*DOCUMENT EXCERPT*.

==History==
Jaiprakash Gaur founded the conglomerate in 1979. After acquiring a Diploma in Civil Engineering in 1950 from the now called Indian Institute of Technology Roorkee (IITR) in Roorkee, Uttarakhand, he had a stint with the Government of Uttar Pradesh. Later he became an entrepreneur, starting as a civil contractor in 1958.

- 2014 - In August 2014, Shree Cement announced that it is set to acquire Jaiprakash Associates' 1.5 million tonne grinding unit at Panipat for 360 crore. The Jaypee group has been selling most of its cement assets to reduce its debt.
- 2015 - In September 2015, JSW Energy acquired two hydropower Projects of Jaiprakash Associates in a deal worth ₹ 9,700 crore.
- 2017 - UltraTech Cement completed the ₹16,189 crore acquisition of Jaiprakash Associates' six integrated cement plants and five grinding units, having a capacity of 21.2 million tonnes.
- 2019 - Commissioning of 720 MW Hydro project (having 114 M high concrete dam and underground powerhouse having 4x180 MW generators) for Mangdechhu Hydro Electric Power Project Authority in Bhutan.
- 2022 - Dalmia Bharat signed a binding agreement to acquire Jaiprakash Associates’ cement, clinker and power plants at an enterprise value of ₹5,666 crore.
- July 2025 - Vedanta acquires Jaiparkash Associates in ₹17000 crore bid.

[Saved entries]
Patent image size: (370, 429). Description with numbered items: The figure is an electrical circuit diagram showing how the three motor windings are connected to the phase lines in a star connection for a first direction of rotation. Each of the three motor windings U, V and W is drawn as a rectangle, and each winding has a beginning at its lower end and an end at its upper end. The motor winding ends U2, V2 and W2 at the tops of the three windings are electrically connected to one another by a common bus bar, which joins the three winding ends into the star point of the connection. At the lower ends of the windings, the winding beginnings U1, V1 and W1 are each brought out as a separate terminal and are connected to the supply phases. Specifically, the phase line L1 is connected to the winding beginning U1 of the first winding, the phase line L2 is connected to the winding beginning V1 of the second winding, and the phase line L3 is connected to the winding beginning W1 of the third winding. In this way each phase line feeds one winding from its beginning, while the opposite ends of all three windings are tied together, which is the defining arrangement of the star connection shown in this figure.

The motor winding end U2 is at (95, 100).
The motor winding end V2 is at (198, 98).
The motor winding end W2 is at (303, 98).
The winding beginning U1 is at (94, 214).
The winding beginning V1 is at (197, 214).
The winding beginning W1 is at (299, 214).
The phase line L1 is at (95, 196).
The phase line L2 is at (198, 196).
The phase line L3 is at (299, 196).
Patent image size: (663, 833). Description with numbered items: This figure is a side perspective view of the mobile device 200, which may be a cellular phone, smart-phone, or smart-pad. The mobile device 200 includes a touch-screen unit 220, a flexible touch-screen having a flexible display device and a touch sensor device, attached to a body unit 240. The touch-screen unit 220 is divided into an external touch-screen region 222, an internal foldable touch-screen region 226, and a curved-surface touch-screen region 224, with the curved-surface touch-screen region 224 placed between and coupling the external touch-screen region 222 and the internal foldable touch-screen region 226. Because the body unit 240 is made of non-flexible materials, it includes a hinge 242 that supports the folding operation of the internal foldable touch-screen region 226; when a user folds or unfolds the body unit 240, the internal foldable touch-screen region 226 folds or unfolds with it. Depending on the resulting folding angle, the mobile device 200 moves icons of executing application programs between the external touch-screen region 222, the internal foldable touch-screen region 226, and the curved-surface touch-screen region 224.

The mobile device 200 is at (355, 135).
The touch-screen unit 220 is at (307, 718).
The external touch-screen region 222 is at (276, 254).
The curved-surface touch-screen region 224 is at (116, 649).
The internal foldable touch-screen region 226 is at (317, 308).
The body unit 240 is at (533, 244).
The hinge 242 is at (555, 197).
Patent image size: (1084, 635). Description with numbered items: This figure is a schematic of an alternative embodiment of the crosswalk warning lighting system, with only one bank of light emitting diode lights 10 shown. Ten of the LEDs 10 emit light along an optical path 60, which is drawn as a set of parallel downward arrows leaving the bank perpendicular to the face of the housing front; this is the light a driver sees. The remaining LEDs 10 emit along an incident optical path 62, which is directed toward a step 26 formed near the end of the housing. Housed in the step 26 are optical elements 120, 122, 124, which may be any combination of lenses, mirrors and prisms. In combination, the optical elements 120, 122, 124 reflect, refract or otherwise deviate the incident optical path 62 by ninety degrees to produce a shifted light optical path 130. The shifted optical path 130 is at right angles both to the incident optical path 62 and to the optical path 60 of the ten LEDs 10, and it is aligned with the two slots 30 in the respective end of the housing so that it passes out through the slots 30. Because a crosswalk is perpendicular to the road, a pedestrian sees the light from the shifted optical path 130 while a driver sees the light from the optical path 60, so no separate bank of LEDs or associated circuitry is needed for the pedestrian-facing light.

*QUESTIONS TO ANSWER*.
(1) Answer these questions from the Jaypee group history:
(a) In what year did Jaiprakash Gaur start out as a civil contractor?
(b) What did JSW Energy acquire from Jaiprakash Associates in September 2015?
(c) What was the capacity of the plants and units in the UltraTech Cement acquisition?
(2) In the Jaypee group history, rewrite the passage starting with "- 2014 - In" and going on through "21.2 million tonnes.", substituting "purchase" for "acquisition".
(3) Carry on with the history of the Jaypee group from its last sentence.
The records have nothing to do with the work asked here.

*EXPECTED OUTPUTS*.
(1)
(a) 1958
(b) Two hydropower projects, in a deal worth ₹ 9,700 crore
(c) 21.2 million tonnes

(2)
- 2014 - In August 2014, Shree Cement announced that it is set to acquire Jaiprakash Associates' 1.5 million tonne grinding unit at Panipat for 360 crore. The Jaypee group has been selling most of its cement assets to reduce its debt.
- 2015 - In September 2015, JSW Energy acquired two hydropower Projects of Jaiprakash Associates in a deal worth ₹ 9,700 crore.
- 2017 - UltraTech Cement completed the ₹16,189 crore purchase of Jaiprakash Associates' six integrated cement plants and five grinding units, having a capacity of 21.2 million tonnes.

(3)
- 19 November 2025 - The Adani Group received an approval for its bid to acquire the debt-laden Jaiprakash Associates under a ₹14535 crore resolution plan from the Committee of Creditors of Jaiprakash Associates. The group secured a majority votes from the lenders. This plan offered a higher upfront payment than competing bids. The firm received a Letter of Intent (LoI) from the "Resolution Professional" (RP) at 3:05 p.m.
- 17 March 2026 - According to Adani Enterprises, a part of the Adani Group, the National Company Law Tribunal (NCLT) has approved the their resolution plan. However, according to Jaiprakash Associates, since the liquidation value of the Successful Resolution Applicant is insufficient to even satisfy the claims of secured creditors in full, NIL consideration is being offered to the shareholders of the Corporate Debtor as part of the delisting process under the Approved Resolution Plan, and the exit price for the existing shareholders is therefore NIL.
- 22 March 2026 - Vedanta Group moved NCLATagainst approval of Adani's resolution plan which secured 89% votes from the lenders of Jaiprakash Associates. The case will be heard of on 23 Match in front of a two member bend, including Chairperson Justice Ashok Bhushan and Member (Technical) Barun Mitra.
- 24 March 2026 - Vedanta lost the case as the NCLAT bench refused to provide any interim relief at this stage.
- 18 May 2026 - Adani Group's Ambuja Cement remained the only competitor with its ₹580 crore bid to acquire Jaypee Cements. The offer, however, is much lower than the liquidation value of ₹880 crore. My Home Group was the only other bidder with an offer of ₹300 crore and has exited the procedure and the stakeholders are negotiating with the Adani Group to further raise the offer. If the negotiation does not improve the offer, the banks are likely to vote in favour of liquidation.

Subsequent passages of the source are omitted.